* Directions for this task: The records below must be written out exactly, with every picture left behind.

* Stored records:
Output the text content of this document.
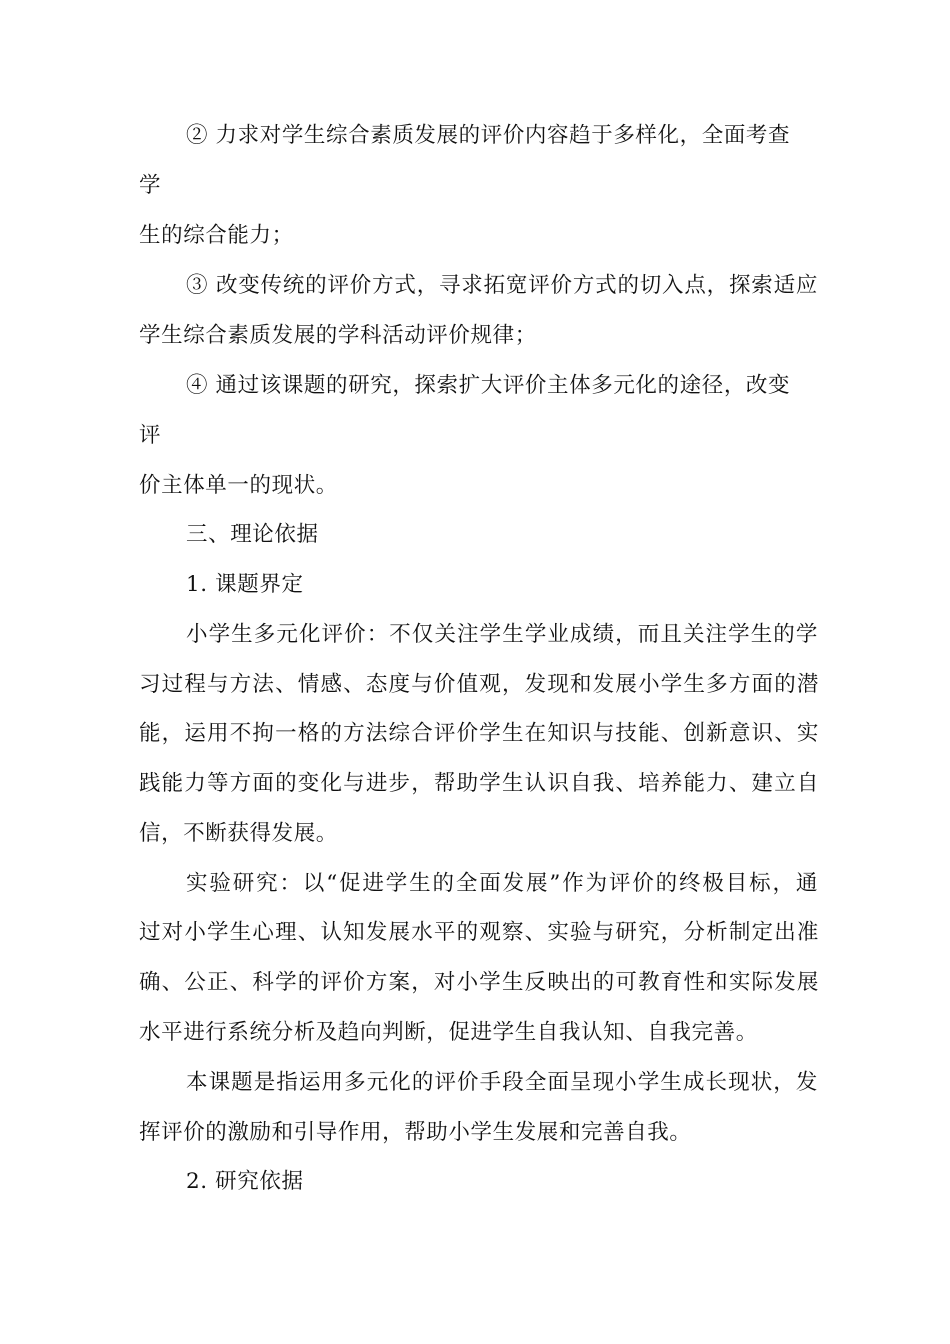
② 力求对学生综合素质发展的评价内容趋于多样化，全面考查
学
生的综合能力；
③ 改变传统的评价方式，寻求拓宽评价方式的切入点，探索适应
学生综合素质发展的学科活动评价规律；
④ 通过该课题的研究，探索扩大评价主体多元化的途径，改变
评
价主体单一的现状。
三、理论依据
1. 课题界定
小学生多元化评价：不仅关注学生学业成绩，而且关注学生的学
习过程与方法、情感、态度与价值观，发现和发展小学生多方面的潜
能，运用不拘一格的方法综合评价学生在知识与技能、创新意识、实
践能力等方面的变化与进步，帮助学生认识自我、培养能力、建立自
信，不断获得发展。
实验研究：以“促进学生的全面发展”作为评价的终极目标，通
过对小学生心理、认知发展水平的观察、实验与研究，分析制定出准
确、公正、科学的评价方案，对小学生反映出的可教育性和实际发展
水平进行系统分析及趋向判断，促进学生自我认知、自我完善。
本课题是指运用多元化的评价手段全面呈现小学生成长现状，发
挥评价的激励和引导作用，帮助小学生发展和完善自我。
2. 研究依据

* Answer to this task:
Output the text content of this document.
② 力求对学生综合素质发展的评价内容趋于多样化，全面考查
学
生的综合能力；
③ 改变传统的评价方式，寻求拓宽评价方式的切入点，探索适应
学生综合素质发展的学科活动评价规律；
④ 通过该课题的研究，探索扩大评价主体多元化的途径，改变
评
价主体单一的现状。
三、理论依据
1. 课题界定
小学生多元化评价：不仅关注学生学业成绩，而且关注学生的学
习过程与方法、情感、态度与价值观，发现和发展小学生多方面的潜
能，运用不拘一格的方法综合评价学生在知识与技能、创新意识、实
践能力等方面的变化与进步，帮助学生认识自我、培养能力、建立自
信，不断获得发展。
实验研究：以“促进学生的全面发展”作为评价的终极目标，通
过对小学生心理、认知发展水平的观察、实验与研究，分析制定出准
确、公正、科学的评价方案，对小学生反映出的可教育性和实际发展
水平进行系统分析及趋向判断，促进学生自我认知、自我完善。
本课题是指运用多元化的评价手段全面呈现小学生成长现状，发
挥评价的激励和引导作用，帮助小学生发展和完善自我。
2. 研究依据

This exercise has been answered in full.